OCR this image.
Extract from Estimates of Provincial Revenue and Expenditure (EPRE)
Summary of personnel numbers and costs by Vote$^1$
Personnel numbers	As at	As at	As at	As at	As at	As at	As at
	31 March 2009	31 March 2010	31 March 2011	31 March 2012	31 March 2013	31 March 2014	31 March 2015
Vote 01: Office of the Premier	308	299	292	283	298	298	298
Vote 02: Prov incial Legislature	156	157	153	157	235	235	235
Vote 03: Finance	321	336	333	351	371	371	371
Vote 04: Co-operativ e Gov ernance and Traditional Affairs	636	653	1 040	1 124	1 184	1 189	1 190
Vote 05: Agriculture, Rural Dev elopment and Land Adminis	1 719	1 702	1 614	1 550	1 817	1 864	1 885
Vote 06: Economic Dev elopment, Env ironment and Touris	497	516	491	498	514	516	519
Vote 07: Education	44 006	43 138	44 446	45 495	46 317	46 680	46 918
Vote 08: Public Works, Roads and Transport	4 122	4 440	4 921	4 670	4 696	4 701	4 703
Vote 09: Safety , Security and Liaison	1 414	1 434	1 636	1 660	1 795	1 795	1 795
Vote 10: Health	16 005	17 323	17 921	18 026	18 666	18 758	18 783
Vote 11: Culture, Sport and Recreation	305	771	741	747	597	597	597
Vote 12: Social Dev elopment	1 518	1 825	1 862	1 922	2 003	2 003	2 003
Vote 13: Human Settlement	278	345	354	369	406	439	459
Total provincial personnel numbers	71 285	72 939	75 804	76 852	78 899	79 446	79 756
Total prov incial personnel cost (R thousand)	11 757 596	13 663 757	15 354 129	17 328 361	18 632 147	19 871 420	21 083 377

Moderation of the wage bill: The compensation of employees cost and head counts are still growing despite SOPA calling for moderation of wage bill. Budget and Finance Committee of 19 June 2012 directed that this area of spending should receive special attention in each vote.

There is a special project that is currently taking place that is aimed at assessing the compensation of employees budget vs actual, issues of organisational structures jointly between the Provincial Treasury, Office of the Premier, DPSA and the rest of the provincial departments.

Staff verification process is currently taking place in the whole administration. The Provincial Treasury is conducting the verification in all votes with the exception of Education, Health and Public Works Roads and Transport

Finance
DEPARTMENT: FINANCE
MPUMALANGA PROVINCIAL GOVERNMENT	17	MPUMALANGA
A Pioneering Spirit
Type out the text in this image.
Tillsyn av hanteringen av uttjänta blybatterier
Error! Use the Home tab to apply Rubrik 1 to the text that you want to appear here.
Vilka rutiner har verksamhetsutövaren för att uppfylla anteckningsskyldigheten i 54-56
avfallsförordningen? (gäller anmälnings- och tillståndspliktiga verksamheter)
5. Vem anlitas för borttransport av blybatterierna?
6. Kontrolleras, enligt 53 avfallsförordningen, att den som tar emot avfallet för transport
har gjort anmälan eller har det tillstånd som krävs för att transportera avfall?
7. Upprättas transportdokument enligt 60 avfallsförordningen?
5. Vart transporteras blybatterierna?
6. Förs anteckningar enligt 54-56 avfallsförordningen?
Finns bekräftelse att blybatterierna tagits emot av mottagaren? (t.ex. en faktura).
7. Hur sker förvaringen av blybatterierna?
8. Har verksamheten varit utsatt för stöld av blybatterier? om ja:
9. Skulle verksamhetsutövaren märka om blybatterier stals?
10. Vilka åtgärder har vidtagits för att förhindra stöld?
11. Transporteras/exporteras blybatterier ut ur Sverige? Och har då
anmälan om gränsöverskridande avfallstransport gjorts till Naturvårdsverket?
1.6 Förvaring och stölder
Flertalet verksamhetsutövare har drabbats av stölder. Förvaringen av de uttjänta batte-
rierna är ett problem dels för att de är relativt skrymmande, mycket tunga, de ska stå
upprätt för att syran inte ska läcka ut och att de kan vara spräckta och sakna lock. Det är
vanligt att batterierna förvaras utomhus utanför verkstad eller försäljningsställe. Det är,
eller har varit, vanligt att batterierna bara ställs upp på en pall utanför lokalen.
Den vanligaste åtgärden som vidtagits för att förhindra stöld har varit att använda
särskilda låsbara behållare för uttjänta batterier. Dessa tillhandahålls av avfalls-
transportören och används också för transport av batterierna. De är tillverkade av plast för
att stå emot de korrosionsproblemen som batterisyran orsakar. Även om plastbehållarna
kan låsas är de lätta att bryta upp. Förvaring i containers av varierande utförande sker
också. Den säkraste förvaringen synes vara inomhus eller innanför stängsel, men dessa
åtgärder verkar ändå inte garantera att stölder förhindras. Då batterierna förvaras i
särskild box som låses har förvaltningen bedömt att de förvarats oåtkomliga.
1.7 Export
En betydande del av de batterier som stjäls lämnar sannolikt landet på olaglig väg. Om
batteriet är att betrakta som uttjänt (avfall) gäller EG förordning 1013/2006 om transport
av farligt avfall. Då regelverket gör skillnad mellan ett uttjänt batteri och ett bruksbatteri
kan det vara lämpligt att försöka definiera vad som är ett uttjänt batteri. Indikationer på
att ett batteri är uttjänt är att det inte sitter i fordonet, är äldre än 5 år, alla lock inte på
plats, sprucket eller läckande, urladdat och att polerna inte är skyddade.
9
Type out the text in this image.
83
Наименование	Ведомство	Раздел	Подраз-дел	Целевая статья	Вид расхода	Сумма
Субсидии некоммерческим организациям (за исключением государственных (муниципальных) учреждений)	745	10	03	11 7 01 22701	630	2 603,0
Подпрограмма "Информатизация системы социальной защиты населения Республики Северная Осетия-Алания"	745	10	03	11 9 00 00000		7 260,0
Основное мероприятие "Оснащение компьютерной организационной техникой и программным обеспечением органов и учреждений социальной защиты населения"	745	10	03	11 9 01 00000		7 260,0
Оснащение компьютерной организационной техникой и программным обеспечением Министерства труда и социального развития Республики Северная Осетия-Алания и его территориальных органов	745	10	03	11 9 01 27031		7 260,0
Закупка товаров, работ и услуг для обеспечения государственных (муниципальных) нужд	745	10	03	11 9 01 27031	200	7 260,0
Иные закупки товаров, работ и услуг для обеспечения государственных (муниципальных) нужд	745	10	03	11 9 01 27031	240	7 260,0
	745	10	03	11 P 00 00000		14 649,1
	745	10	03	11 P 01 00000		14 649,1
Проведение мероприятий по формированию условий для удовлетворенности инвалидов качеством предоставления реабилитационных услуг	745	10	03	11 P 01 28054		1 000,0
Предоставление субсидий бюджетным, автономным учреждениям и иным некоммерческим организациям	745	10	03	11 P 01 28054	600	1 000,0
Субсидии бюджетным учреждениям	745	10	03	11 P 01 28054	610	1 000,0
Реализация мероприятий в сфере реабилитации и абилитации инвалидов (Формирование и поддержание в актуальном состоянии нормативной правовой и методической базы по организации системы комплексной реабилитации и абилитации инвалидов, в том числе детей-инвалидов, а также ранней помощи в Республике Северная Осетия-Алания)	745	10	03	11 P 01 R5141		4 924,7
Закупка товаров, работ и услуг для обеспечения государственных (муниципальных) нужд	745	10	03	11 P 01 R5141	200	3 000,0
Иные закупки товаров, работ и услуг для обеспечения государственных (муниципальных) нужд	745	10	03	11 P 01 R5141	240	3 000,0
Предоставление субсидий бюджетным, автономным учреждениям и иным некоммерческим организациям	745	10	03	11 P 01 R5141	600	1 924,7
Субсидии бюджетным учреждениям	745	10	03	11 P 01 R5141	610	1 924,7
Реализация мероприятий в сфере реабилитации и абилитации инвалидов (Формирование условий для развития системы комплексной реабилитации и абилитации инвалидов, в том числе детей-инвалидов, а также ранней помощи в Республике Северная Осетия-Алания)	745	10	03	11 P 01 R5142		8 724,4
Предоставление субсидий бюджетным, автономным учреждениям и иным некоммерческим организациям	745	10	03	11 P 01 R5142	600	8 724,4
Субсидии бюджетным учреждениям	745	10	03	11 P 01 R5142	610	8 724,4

------------------------------------------------------------

# Your task
Search the entries for the word "Северная" and copy every line that has it.

# Result for this exercise
Подпрограмма "Информатизация системы социальной защиты населения Республики Северная Осетия-Алания"	745	10	03	11 9 00 00000		7 260,0
Оснащение компьютерной организационной техникой и программным обеспечением Министерства труда и социального развития Республики Северная Осетия-Алания и его территориальных органов	745	10	03	11 9 01 27031		7 260,0
Реализация мероприятий в сфере реабилитации и абилитации инвалидов (Формирование и поддержание в актуальном состоянии нормативной правовой и методической базы по организации системы комплексной реабилитации и абилитации инвалидов, в том числе детей-инвалидов, а также ранней помощи в Республике Северная Осетия-Алания)	745	10	03	11 P 01 R5141		4 924,7
Реализация мероприятий в сфере реабилитации и абилитации инвалидов (Формирование условий для развития системы комплексной реабилитации и абилитации инвалидов, в том числе детей-инвалидов, а также ранней помощи в Республике Северная Осетия-Алания)	745	10	03	11 P 01 R5142		8 724,4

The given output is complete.